→ Supplied entries
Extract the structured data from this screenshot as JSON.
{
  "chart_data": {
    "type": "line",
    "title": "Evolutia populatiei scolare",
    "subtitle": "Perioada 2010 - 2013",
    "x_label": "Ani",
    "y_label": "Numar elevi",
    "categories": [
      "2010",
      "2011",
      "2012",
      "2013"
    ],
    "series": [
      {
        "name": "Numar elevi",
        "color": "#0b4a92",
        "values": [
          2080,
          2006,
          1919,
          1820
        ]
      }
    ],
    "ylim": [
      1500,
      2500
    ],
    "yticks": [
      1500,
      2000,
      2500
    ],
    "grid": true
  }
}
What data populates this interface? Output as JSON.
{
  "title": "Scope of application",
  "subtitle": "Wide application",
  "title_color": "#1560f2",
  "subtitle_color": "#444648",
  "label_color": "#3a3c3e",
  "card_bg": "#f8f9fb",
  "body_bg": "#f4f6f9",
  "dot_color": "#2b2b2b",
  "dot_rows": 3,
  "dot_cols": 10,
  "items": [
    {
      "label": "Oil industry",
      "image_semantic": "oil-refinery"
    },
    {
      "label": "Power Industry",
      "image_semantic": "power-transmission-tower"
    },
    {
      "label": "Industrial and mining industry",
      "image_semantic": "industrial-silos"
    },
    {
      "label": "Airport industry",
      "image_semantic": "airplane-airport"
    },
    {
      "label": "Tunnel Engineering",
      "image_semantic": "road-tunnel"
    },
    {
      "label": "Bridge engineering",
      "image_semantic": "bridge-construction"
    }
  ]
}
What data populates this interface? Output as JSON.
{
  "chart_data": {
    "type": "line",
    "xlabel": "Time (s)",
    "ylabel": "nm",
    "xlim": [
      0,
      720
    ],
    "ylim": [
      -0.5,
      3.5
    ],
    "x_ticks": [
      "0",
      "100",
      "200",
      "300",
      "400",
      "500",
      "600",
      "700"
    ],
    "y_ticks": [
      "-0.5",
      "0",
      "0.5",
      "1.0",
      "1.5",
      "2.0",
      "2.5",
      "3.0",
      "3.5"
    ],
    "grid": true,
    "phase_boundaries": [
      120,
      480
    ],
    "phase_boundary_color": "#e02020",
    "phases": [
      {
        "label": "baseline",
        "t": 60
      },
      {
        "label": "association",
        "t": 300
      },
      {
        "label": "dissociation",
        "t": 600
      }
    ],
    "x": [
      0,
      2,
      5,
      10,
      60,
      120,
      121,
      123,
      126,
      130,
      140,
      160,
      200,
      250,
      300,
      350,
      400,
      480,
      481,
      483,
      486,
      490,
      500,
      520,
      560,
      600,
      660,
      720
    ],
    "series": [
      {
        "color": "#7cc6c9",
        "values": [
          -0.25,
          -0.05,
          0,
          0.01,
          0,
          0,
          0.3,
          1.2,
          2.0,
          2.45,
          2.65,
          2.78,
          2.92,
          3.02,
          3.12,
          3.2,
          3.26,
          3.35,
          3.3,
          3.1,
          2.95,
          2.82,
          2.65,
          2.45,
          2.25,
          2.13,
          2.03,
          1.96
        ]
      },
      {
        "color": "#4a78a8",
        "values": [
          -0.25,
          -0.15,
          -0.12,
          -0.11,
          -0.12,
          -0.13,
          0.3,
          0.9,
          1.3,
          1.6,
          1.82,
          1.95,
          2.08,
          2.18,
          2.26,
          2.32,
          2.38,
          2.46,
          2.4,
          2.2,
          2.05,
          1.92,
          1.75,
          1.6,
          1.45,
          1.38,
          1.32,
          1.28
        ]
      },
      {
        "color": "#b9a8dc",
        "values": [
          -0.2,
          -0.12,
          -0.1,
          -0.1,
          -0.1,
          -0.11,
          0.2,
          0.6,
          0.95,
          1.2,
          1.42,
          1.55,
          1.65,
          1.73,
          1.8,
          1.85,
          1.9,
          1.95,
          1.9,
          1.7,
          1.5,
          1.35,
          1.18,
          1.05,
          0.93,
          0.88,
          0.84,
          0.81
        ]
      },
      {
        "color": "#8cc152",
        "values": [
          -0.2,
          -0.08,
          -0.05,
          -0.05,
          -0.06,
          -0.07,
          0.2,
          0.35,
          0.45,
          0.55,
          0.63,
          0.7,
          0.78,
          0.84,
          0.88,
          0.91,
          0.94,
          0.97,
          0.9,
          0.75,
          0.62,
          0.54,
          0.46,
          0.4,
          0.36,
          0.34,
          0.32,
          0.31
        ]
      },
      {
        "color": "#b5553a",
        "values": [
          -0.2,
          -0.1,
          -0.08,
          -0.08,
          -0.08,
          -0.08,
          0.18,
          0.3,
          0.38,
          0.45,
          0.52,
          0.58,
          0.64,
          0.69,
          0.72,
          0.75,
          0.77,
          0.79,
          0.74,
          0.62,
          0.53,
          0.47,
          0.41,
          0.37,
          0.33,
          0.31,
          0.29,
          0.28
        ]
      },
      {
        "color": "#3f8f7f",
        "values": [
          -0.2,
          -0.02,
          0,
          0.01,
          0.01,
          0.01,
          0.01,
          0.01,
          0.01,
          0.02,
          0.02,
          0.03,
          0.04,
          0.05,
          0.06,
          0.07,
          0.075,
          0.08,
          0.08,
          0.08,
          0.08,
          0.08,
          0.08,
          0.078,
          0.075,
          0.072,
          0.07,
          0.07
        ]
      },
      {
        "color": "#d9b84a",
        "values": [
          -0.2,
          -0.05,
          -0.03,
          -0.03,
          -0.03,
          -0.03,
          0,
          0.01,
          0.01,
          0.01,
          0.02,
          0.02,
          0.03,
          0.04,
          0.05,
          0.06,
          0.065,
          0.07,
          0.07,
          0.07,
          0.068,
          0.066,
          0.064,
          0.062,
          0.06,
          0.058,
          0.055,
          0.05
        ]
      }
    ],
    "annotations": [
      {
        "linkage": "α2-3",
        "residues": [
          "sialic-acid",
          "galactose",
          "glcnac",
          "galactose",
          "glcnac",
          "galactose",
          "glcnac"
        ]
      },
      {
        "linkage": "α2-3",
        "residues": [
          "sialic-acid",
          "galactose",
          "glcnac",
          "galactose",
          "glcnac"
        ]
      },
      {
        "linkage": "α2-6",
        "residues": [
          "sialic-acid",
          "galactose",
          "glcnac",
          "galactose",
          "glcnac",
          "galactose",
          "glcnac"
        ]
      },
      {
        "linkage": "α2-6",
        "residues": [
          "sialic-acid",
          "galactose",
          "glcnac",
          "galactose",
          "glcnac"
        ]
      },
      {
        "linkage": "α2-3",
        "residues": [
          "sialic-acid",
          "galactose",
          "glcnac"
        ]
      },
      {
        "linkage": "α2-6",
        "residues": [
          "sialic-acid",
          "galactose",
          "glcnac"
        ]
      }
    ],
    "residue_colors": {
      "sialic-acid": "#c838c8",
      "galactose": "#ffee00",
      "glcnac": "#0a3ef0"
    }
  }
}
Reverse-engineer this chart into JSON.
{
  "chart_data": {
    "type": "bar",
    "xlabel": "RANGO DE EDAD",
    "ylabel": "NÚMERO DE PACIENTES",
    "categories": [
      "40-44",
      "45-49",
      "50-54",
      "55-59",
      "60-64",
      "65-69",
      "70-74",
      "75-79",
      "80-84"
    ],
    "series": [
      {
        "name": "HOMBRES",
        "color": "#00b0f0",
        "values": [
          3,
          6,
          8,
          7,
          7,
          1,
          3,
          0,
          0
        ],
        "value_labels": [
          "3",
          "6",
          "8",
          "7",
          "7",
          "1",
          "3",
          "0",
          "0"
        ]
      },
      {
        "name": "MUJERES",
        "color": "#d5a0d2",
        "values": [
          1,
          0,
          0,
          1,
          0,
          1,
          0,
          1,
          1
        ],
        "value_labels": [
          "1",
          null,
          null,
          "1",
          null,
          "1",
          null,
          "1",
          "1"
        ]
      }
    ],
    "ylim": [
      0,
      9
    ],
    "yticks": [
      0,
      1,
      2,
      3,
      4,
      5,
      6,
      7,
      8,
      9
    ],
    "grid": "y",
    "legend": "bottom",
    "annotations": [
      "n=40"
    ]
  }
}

→ Exercise details
Where a line of the entries contains the word "Numar", copy that line.

→ Written solution
    "y_label": "Numar elevi",
        "name": "Numar elevi",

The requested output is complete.